What you should do:
In the data below, locate each line with the word "title" and list it.

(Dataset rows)
== == ==

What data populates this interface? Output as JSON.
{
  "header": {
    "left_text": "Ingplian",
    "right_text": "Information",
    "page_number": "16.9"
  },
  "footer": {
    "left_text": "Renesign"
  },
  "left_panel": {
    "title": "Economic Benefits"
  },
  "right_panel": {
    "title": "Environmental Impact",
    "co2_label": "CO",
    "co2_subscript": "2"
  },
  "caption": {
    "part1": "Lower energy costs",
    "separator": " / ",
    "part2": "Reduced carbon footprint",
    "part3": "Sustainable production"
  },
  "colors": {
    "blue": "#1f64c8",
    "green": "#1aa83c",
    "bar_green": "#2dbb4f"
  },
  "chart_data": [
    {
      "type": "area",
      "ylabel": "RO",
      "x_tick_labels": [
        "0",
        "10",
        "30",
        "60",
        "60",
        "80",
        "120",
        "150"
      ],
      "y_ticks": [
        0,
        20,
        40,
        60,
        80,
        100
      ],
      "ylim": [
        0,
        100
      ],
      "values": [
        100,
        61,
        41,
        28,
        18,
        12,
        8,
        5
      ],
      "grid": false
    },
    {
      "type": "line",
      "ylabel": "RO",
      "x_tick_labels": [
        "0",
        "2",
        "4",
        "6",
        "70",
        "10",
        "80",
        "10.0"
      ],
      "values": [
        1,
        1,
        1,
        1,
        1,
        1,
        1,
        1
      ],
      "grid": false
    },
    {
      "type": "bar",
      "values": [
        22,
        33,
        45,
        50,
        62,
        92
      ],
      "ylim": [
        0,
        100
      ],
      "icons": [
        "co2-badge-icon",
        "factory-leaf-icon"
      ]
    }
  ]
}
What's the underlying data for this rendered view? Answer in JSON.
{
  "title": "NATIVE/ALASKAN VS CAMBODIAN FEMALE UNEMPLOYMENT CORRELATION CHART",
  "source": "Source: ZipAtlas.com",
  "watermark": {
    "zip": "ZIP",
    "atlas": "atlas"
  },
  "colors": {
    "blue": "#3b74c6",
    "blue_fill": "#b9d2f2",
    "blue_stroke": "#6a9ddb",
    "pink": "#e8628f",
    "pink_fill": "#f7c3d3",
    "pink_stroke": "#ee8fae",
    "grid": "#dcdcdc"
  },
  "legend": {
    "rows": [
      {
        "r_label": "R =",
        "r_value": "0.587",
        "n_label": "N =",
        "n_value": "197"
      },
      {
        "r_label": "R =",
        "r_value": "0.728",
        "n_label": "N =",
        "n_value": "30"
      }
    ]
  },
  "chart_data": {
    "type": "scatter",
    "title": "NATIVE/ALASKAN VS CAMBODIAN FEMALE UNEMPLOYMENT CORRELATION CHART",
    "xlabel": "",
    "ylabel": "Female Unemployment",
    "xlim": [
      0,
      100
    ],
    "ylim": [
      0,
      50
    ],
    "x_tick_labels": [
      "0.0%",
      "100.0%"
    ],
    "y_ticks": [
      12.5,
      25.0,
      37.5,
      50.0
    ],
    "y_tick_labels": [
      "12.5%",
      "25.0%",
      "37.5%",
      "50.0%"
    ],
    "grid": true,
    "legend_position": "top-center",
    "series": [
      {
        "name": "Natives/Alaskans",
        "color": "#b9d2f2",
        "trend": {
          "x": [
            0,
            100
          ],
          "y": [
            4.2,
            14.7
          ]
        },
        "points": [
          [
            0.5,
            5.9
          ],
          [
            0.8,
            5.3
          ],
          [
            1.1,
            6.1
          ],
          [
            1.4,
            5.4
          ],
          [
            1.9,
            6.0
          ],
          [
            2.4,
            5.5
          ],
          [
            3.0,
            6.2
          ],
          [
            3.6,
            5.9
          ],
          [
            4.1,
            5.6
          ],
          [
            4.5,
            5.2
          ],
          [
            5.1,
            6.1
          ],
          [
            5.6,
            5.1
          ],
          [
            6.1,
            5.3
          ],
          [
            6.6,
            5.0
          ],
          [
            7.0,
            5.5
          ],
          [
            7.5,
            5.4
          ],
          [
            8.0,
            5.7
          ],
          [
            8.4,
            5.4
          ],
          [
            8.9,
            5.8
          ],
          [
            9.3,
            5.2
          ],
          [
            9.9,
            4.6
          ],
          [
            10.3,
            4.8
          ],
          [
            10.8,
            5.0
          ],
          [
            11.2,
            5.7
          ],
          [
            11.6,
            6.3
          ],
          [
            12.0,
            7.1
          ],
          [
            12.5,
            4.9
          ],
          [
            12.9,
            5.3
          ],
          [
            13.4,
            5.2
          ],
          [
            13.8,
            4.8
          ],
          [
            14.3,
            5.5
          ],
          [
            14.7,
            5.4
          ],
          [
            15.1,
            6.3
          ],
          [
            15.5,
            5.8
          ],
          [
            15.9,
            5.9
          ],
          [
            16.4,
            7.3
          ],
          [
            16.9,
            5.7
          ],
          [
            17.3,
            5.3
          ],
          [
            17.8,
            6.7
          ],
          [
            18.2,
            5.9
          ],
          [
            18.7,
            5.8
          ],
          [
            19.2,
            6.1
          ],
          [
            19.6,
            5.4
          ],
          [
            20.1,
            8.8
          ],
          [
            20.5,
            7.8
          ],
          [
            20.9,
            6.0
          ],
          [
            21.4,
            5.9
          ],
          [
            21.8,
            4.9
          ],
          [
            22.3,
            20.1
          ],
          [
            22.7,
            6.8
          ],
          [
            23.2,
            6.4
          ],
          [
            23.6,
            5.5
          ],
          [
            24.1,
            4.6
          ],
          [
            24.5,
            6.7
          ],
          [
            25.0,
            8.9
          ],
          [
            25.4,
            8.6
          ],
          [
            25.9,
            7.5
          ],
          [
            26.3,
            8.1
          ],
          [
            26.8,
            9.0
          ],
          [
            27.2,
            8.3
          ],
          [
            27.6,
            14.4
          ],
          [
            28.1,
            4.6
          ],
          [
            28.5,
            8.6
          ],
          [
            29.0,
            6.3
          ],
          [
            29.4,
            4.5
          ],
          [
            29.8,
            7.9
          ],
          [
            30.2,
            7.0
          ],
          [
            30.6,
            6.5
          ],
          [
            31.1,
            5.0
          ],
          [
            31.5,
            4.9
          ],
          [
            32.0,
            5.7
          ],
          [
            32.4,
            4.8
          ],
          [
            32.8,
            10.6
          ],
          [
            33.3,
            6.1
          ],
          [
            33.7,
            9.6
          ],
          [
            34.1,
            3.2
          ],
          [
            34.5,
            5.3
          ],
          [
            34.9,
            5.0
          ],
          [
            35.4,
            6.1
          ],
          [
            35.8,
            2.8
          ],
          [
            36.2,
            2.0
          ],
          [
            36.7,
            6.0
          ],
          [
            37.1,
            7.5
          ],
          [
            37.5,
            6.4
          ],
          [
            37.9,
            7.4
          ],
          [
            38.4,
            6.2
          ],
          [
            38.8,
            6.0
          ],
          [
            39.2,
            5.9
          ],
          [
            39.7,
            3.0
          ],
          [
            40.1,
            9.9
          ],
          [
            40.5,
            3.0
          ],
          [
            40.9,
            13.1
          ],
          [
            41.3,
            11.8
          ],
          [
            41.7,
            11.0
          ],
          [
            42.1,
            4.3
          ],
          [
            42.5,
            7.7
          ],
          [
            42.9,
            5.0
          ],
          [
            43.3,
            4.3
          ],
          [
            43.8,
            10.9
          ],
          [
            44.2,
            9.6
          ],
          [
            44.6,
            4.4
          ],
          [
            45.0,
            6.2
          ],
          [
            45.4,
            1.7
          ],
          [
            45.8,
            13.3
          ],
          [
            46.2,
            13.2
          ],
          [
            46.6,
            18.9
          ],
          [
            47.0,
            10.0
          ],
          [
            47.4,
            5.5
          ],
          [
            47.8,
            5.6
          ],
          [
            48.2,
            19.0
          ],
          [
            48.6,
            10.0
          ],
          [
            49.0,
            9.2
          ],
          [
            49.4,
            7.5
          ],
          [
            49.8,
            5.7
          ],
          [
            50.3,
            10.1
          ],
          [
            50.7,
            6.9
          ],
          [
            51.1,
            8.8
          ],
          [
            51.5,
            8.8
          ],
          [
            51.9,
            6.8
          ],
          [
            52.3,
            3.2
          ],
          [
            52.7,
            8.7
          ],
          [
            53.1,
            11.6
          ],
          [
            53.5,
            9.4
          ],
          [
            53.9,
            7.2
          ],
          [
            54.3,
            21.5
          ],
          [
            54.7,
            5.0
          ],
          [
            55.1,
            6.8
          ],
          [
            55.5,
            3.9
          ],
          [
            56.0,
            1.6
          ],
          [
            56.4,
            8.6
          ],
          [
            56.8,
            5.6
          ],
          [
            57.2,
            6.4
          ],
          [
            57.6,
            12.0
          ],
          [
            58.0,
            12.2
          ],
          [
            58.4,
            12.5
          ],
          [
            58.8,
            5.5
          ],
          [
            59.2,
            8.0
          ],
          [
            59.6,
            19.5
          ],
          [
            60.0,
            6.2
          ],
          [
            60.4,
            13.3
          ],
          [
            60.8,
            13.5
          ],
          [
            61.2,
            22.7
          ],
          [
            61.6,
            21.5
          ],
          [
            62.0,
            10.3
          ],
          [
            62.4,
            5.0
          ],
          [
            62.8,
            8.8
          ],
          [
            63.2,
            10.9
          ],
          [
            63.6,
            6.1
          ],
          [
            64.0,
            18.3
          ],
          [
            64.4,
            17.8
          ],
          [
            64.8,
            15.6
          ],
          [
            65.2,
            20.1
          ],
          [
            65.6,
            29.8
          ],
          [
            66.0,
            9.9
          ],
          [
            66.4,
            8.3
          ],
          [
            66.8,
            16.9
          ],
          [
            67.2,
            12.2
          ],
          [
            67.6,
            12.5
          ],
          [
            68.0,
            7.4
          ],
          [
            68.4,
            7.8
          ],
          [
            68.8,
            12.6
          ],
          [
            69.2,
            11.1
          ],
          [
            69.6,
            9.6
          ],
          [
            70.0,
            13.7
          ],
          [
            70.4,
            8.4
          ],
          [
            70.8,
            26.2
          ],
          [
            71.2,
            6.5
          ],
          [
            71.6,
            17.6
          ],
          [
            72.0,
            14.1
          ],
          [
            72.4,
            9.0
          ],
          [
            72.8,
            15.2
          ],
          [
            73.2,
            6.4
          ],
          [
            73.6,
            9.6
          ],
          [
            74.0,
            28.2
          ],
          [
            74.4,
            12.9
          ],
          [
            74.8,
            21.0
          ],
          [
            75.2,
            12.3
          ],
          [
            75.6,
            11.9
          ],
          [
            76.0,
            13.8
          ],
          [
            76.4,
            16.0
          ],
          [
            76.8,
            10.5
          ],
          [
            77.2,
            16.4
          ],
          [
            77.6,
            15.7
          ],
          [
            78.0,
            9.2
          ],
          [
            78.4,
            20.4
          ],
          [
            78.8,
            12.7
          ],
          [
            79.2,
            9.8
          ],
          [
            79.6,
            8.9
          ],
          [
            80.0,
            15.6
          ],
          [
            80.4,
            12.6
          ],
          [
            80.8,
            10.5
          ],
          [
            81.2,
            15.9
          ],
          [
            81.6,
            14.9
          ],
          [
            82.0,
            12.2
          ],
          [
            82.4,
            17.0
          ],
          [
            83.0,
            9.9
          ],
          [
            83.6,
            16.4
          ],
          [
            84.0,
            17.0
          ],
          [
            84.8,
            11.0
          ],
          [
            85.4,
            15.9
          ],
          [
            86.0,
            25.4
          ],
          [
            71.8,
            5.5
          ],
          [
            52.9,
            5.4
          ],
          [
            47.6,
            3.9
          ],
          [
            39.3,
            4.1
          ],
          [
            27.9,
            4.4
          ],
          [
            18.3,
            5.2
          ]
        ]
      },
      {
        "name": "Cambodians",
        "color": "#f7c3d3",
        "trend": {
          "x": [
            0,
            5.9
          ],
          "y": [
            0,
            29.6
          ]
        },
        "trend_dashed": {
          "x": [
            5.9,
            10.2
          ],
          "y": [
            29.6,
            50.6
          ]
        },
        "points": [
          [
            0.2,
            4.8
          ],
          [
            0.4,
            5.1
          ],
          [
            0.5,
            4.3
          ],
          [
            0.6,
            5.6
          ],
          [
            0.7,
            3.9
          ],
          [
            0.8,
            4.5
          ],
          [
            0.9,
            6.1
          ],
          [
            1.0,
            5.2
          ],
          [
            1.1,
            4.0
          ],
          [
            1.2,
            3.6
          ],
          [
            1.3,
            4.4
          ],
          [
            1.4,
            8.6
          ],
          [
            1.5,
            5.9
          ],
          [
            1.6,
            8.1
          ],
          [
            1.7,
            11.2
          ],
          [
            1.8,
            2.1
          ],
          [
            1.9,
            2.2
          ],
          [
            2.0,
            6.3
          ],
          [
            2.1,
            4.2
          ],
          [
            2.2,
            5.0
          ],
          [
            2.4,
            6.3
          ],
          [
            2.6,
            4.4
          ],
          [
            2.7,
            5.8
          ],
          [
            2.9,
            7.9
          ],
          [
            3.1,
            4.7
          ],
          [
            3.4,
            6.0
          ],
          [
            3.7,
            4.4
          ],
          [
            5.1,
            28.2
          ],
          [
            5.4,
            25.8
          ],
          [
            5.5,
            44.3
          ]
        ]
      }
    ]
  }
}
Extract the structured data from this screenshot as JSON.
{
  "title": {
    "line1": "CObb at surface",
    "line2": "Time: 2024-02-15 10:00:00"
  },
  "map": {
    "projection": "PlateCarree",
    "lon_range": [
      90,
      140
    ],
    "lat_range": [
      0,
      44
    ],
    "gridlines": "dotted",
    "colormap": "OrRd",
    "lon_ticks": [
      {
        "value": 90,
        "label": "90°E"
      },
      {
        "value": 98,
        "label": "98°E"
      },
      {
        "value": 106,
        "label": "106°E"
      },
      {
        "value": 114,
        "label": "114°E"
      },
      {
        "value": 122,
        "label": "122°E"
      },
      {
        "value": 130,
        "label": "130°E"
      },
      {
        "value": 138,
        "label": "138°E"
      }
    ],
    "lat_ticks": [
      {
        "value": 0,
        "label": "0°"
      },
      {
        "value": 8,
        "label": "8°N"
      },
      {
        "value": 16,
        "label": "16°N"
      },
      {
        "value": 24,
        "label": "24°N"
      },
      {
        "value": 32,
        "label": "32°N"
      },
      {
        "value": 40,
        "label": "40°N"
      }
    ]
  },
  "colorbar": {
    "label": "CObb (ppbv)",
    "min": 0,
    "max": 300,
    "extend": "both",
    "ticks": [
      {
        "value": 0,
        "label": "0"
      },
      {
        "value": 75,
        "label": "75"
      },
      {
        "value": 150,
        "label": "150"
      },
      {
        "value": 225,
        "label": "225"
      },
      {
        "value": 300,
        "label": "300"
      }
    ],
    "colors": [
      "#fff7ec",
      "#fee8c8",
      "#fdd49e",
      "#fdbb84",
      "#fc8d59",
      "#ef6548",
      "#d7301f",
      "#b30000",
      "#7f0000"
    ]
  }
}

== == ==

Finished task:
    "title": "Economic Benefits"
    "title": "Environmental Impact",
  "title": "NATIVE/ALASKAN VS CAMBODIAN FEMALE UNEMPLOYMENT CORRELATION CHART",
    "title": "NATIVE/ALASKAN VS CAMBODIAN FEMALE UNEMPLOYMENT CORRELATION CHART",
  "title": {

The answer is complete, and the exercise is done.